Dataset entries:
——

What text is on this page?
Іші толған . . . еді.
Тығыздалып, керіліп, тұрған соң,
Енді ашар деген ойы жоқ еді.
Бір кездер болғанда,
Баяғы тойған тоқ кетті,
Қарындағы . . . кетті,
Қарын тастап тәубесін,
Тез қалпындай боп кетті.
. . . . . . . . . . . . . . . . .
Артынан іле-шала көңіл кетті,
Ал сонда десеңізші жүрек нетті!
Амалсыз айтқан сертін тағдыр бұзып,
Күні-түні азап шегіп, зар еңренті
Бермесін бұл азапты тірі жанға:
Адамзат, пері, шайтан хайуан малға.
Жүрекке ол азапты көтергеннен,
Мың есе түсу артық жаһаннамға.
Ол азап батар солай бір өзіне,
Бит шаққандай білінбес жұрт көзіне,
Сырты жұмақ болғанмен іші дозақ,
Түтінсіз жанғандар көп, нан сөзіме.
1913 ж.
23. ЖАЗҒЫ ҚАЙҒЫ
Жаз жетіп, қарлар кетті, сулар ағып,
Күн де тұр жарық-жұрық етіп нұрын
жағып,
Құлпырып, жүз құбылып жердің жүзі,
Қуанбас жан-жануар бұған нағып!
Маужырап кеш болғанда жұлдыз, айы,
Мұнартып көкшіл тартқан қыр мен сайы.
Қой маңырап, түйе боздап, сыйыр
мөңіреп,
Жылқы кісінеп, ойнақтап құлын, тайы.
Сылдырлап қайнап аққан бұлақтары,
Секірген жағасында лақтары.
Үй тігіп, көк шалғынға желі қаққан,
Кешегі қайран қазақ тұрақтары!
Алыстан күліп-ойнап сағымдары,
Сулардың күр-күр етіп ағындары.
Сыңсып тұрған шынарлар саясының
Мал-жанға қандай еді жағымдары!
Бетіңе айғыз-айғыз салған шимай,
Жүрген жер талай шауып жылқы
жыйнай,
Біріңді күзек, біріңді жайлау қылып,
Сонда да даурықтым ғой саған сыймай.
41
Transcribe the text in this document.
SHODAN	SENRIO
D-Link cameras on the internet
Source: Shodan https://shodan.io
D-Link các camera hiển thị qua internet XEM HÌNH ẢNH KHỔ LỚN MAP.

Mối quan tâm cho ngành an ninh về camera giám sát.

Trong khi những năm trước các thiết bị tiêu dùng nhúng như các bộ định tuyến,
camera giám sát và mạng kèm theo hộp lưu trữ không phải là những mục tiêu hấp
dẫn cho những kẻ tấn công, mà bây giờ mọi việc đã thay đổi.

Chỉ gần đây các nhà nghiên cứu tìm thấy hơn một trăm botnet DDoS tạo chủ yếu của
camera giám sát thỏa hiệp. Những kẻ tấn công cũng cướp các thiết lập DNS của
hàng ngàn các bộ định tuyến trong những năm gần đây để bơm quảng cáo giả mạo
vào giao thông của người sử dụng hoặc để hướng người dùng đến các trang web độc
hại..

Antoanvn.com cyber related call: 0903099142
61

——

Problem to solve: List the lines of the records where "this" occurs.

Task response:
What text is on this page?
Transcribe the text in this document.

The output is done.